■ PROBLEM TO SOLVE: Look through the lines below and extract any with the word "Asia".

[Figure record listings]
<<<<

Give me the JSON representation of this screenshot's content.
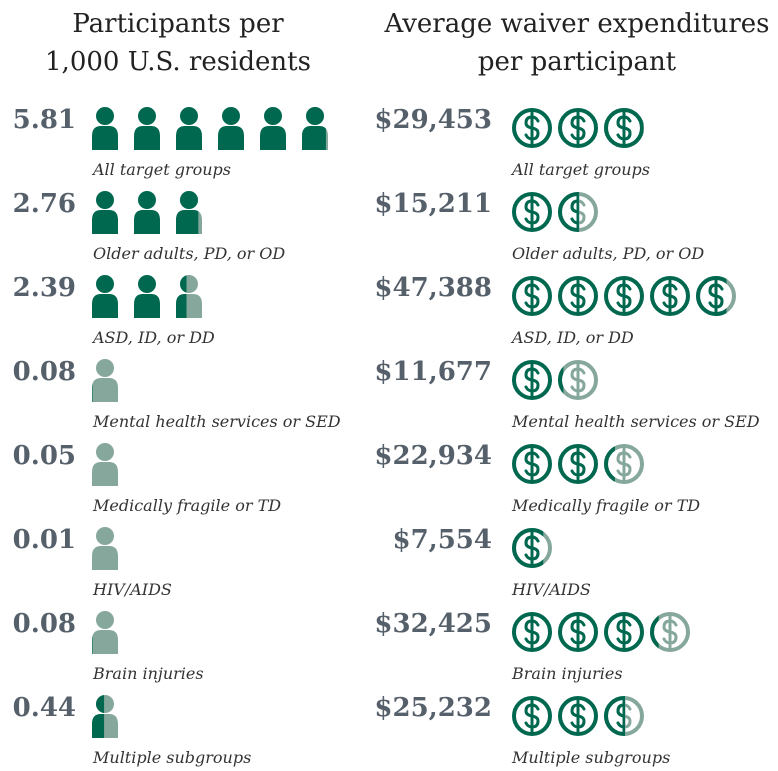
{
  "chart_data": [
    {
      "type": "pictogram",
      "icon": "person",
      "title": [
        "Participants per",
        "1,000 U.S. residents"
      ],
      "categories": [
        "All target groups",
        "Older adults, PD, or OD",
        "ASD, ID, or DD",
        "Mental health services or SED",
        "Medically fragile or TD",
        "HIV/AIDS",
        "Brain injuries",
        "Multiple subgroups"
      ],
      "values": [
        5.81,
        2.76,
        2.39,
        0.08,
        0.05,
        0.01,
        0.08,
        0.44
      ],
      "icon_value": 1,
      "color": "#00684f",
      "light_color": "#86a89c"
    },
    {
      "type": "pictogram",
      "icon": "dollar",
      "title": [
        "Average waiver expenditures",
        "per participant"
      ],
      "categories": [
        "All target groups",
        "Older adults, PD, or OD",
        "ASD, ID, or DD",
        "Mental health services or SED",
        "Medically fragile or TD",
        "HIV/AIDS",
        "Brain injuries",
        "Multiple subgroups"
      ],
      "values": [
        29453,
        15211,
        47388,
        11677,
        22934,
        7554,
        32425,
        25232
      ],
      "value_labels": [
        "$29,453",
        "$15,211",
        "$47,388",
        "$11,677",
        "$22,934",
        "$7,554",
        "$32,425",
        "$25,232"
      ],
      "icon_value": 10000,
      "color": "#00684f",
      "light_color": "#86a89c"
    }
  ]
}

>>>>
<<<<

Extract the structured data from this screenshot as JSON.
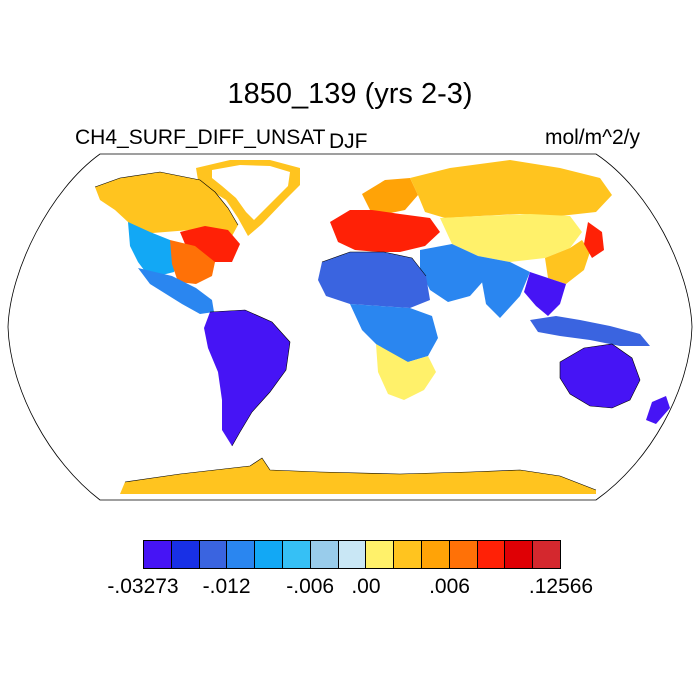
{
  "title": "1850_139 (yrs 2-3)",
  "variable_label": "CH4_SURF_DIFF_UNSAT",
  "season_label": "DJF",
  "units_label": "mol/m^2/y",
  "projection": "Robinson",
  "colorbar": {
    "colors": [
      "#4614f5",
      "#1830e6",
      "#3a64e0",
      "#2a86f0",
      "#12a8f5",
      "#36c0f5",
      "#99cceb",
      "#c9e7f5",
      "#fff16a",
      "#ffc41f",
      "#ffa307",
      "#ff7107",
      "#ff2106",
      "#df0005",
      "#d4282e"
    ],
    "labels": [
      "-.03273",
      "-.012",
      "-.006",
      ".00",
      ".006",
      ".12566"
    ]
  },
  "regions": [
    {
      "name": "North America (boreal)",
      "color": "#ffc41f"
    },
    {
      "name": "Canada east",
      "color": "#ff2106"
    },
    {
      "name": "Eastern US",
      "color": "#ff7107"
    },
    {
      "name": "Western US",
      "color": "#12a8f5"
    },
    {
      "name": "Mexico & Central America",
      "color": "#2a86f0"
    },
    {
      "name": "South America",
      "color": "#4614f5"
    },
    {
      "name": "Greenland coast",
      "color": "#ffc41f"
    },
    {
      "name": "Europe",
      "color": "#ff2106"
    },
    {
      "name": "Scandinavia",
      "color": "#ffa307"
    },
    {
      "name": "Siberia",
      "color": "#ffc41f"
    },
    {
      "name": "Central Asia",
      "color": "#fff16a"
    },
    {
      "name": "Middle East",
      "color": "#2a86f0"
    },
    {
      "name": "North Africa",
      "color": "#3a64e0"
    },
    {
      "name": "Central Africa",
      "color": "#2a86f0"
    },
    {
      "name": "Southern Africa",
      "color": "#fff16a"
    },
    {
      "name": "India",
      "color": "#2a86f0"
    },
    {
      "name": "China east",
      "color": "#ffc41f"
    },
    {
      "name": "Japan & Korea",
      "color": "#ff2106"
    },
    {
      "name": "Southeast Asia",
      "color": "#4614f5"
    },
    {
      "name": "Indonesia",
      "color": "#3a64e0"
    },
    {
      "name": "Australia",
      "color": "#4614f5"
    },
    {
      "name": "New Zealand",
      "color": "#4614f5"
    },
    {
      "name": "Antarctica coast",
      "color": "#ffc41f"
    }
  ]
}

>>>>

■ SOLUTION BELOW:
      "name": "Central Asia",
      "name": "Southeast Asia",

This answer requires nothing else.